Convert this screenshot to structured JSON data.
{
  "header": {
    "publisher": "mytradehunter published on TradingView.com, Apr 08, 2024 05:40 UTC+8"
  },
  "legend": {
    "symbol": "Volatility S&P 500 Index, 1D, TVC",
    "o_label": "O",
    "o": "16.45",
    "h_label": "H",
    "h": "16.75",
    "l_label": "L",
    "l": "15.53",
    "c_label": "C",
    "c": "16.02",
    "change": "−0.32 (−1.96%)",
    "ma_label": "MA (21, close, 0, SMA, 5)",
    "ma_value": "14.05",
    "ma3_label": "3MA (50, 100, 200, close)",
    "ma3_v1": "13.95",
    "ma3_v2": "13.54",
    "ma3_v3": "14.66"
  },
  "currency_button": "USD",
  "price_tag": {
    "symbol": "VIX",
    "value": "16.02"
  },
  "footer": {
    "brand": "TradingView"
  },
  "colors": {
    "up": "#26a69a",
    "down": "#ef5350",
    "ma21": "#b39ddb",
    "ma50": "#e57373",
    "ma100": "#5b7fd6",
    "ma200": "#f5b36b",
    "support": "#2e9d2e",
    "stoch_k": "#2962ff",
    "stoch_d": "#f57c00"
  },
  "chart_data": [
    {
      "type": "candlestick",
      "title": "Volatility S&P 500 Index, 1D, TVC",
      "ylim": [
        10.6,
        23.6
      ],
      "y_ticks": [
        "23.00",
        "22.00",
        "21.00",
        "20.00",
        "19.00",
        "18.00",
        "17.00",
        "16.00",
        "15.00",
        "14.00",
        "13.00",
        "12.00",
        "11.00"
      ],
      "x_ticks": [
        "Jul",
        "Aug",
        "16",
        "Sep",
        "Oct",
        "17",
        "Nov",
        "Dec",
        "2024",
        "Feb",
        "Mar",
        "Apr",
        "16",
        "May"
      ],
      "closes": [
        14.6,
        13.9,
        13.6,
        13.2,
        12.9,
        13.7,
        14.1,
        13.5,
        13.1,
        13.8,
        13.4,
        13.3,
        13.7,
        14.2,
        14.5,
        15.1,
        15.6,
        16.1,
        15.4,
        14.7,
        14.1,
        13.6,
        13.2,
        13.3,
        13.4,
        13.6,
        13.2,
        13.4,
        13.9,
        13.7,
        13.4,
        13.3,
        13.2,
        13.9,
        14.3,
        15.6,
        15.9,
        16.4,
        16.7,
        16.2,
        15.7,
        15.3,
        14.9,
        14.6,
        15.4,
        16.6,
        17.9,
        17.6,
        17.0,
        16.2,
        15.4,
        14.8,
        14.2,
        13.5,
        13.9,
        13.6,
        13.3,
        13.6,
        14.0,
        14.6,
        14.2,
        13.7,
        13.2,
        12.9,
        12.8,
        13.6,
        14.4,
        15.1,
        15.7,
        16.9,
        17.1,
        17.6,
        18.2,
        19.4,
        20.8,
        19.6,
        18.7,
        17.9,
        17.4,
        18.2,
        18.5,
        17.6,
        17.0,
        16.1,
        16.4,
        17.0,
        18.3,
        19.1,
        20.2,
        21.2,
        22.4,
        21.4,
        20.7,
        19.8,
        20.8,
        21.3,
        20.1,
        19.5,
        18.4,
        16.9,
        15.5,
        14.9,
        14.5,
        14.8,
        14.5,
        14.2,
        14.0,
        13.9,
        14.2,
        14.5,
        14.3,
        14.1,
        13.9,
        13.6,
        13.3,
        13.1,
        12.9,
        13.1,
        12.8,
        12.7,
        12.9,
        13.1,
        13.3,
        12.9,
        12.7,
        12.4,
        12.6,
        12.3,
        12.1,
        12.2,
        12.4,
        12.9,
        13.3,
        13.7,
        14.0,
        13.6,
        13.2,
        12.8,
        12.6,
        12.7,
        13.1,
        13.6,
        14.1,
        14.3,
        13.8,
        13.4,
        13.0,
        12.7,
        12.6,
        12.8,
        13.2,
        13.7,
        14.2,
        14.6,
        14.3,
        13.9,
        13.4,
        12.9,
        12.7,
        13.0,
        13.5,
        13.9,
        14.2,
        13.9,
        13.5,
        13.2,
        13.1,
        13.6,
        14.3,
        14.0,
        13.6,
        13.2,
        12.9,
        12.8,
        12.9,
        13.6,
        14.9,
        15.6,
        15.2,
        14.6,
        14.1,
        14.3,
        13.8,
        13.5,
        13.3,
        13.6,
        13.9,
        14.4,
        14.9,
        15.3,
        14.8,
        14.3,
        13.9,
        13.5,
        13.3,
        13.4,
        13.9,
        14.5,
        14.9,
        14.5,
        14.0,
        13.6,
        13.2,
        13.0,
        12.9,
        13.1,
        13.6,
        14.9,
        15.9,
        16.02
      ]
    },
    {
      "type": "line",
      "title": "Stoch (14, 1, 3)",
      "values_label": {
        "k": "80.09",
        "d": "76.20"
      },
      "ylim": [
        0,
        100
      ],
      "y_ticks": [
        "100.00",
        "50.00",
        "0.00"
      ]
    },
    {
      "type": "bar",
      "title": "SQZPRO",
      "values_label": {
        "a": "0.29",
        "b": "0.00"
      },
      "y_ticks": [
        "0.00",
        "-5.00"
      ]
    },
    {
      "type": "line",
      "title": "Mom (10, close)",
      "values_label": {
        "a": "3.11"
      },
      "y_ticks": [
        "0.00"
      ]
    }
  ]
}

:::

* _Stated task_
All of the material must be reproduced exactly.

* _Answer to the exercise_
Convert this screenshot to structured JSON data.
{
  "header": {
    "publisher": "mytradehunter published on TradingView.com, Apr 08, 2024 05:40 UTC+8"
  },
  "legend": {
    "symbol": "Volatility S&P 500 Index, 1D, TVC",
    "o_label": "O",
    "o": "16.45",
    "h_label": "H",
    "h": "16.75",
    "l_label": "L",
    "l": "15.53",
    "c_label": "C",
    "c": "16.02",
    "change": "−0.32 (−1.96%)",
    "ma_label": "MA (21, close, 0, SMA, 5)",
    "ma_value": "14.05",
    "ma3_label": "3MA (50, 100, 200, close)",
    "ma3_v1": "13.95",
    "ma3_v2": "13.54",
    "ma3_v3": "14.66"
  },
  "currency_button": "USD",
  "price_tag": {
    "symbol": "VIX",
    "value": "16.02"
  },
  "footer": {
    "brand": "TradingView"
  },
  "colors": {
    "up": "#26a69a",
    "down": "#ef5350",
    "ma21": "#b39ddb",
    "ma50": "#e57373",
    "ma100": "#5b7fd6",
    "ma200": "#f5b36b",
    "support": "#2e9d2e",
    "stoch_k": "#2962ff",
    "stoch_d": "#f57c00"
  },
  "chart_data": [
    {
      "type": "candlestick",
      "title": "Volatility S&P 500 Index, 1D, TVC",
      "ylim": [
        10.6,
        23.6
      ],
      "y_ticks": [
        "23.00",
        "22.00",
        "21.00",
        "20.00",
        "19.00",
        "18.00",
        "17.00",
        "16.00",
        "15.00",
        "14.00",
        "13.00",
        "12.00",
        "11.00"
      ],
      "x_ticks": [
        "Jul",
        "Aug",
        "16",
        "Sep",
        "Oct",
        "17",
        "Nov",
        "Dec",
        "2024",
        "Feb",
        "Mar",
        "Apr",
        "16",
        "May"
      ],
      "closes": [
        14.6,
        13.9,
        13.6,
        13.2,
        12.9,
        13.7,
        14.1,
        13.5,
        13.1,
        13.8,
        13.4,
        13.3,
        13.7,
        14.2,
        14.5,
        15.1,
        15.6,
        16.1,
        15.4,
        14.7,
        14.1,
        13.6,
        13.2,
        13.3,
        13.4,
        13.6,
        13.2,
        13.4,
        13.9,
        13.7,
        13.4,
        13.3,
        13.2,
        13.9,
        14.3,
        15.6,
        15.9,
        16.4,
        16.7,
        16.2,
        15.7,
        15.3,
        14.9,
        14.6,
        15.4,
        16.6,
        17.9,
        17.6,
        17.0,
        16.2,
        15.4,
        14.8,
        14.2,
        13.5,
        13.9,
        13.6,
        13.3,
        13.6,
        14.0,
        14.6,
        14.2,
        13.7,
        13.2,
        12.9,
        12.8,
        13.6,
        14.4,
        15.1,
        15.7,
        16.9,
        17.1,
        17.6,
        18.2,
        19.4,
        20.8,
        19.6,
        18.7,
        17.9,
        17.4,
        18.2,
        18.5,
        17.6,
        17.0,
        16.1,
        16.4,
        17.0,
        18.3,
        19.1,
        20.2,
        21.2,
        22.4,
        21.4,
        20.7,
        19.8,
        20.8,
        21.3,
        20.1,
        19.5,
        18.4,
        16.9,
        15.5,
        14.9,
        14.5,
        14.8,
        14.5,
        14.2,
        14.0,
        13.9,
        14.2,
        14.5,
        14.3,
        14.1,
        13.9,
        13.6,
        13.3,
        13.1,
        12.9,
        13.1,
        12.8,
        12.7,
        12.9,
        13.1,
        13.3,
        12.9,
        12.7,
        12.4,
        12.6,
        12.3,
        12.1,
        12.2,
        12.4,
        12.9,
        13.3,
        13.7,
        14.0,
        13.6,
        13.2,
        12.8,
        12.6,
        12.7,
        13.1,
        13.6,
        14.1,
        14.3,
        13.8,
        13.4,
        13.0,
        12.7,
        12.6,
        12.8,
        13.2,
        13.7,
        14.2,
        14.6,
        14.3,
        13.9,
        13.4,
        12.9,
        12.7,
        13.0,
        13.5,
        13.9,
        14.2,
        13.9,
        13.5,
        13.2,
        13.1,
        13.6,
        14.3,
        14.0,
        13.6,
        13.2,
        12.9,
        12.8,
        12.9,
        13.6,
        14.9,
        15.6,
        15.2,
        14.6,
        14.1,
        14.3,
        13.8,
        13.5,
        13.3,
        13.6,
        13.9,
        14.4,
        14.9,
        15.3,
        14.8,
        14.3,
        13.9,
        13.5,
        13.3,
        13.4,
        13.9,
        14.5,
        14.9,
        14.5,
        14.0,
        13.6,
        13.2,
        13.0,
        12.9,
        13.1,
        13.6,
        14.9,
        15.9,
        16.02
      ]
    },
    {
      "type": "line",
      "title": "Stoch (14, 1, 3)",
      "values_label": {
        "k": "80.09",
        "d": "76.20"
      },
      "ylim": [
        0,
        100
      ],
      "y_ticks": [
        "100.00",
        "50.00",
        "0.00"
      ]
    },
    {
      "type": "bar",
      "title": "SQZPRO",
      "values_label": {
        "a": "0.29",
        "b": "0.00"
      },
      "y_ticks": [
        "0.00",
        "-5.00"
      ]
    },
    {
      "type": "line",
      "title": "Mom (10, close)",
      "values_label": {
        "a": "3.11"
      },
      "y_ticks": [
        "0.00"
      ]
    }
  ]
}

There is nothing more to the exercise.